DESCRIPTION OF THE TASK -
Each entry should be quoted word for word, including every mark of punctuation.

** start DATA SHOWN **

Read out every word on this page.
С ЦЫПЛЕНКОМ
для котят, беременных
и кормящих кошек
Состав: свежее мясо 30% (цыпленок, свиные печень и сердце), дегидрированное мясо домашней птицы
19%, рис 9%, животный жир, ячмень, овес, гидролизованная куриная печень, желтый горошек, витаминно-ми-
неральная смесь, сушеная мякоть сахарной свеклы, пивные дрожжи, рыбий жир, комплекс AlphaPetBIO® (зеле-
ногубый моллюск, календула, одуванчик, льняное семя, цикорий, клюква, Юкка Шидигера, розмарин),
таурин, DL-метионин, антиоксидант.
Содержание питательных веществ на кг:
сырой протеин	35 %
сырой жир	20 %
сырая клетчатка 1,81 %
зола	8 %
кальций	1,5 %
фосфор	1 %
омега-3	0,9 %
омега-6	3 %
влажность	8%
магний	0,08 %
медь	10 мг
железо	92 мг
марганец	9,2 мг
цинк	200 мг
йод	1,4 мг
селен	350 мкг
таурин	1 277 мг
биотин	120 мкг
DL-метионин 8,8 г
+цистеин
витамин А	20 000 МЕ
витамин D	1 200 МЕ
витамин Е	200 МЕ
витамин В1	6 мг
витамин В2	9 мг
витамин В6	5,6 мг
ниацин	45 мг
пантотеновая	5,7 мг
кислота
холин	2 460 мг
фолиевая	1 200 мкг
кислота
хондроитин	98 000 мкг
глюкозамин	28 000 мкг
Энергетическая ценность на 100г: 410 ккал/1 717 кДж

** end DATA SHOWN **

RESPONSE -
Read out every word on this page.
С ЦЫПЛЕНКОМ
для котят, беременных
и кормящих кошек
Состав: свежее мясо 30% (цыпленок, свиные печень и сердце), дегидрированное мясо домашней птицы
19%, рис 9%, животный жир, ячмень, овес, гидролизованная куриная печень, желтый горошек, витаминно-ми-
неральная смесь, сушеная мякоть сахарной свеклы, пивные дрожжи, рыбий жир, комплекс AlphaPetBIO® (зеле-
ногубый моллюск, календула, одуванчик, льняное семя, цикорий, клюква, Юкка Шидигера, розмарин),
таурин, DL-метионин, антиоксидант.
Содержание питательных веществ на кг:
сырой протеин	35 %
сырой жир	20 %
сырая клетчатка 1,81 %
зола	8 %
кальций	1,5 %
фосфор	1 %
омега-3	0,9 %
омега-6	3 %
влажность	8%
магний	0,08 %
медь	10 мг
железо	92 мг
марганец	9,2 мг
цинк	200 мг
йод	1,4 мг
селен	350 мкг
таурин	1 277 мг
биотин	120 мкг
DL-метионин 8,8 г
+цистеин
витамин А	20 000 МЕ
витамин D	1 200 МЕ
витамин Е	200 МЕ
витамин В1	6 мг
витамин В2	9 мг
витамин В6	5,6 мг
ниацин	45 мг
пантотеновая	5,7 мг
кислота
холин	2 460 мг
фолиевая	1 200 мкг
кислота
хондроитин	98 000 мкг
глюкозамин	28 000 мкг
Энергетическая ценность на 100г: 410 ккал/1 717 кДж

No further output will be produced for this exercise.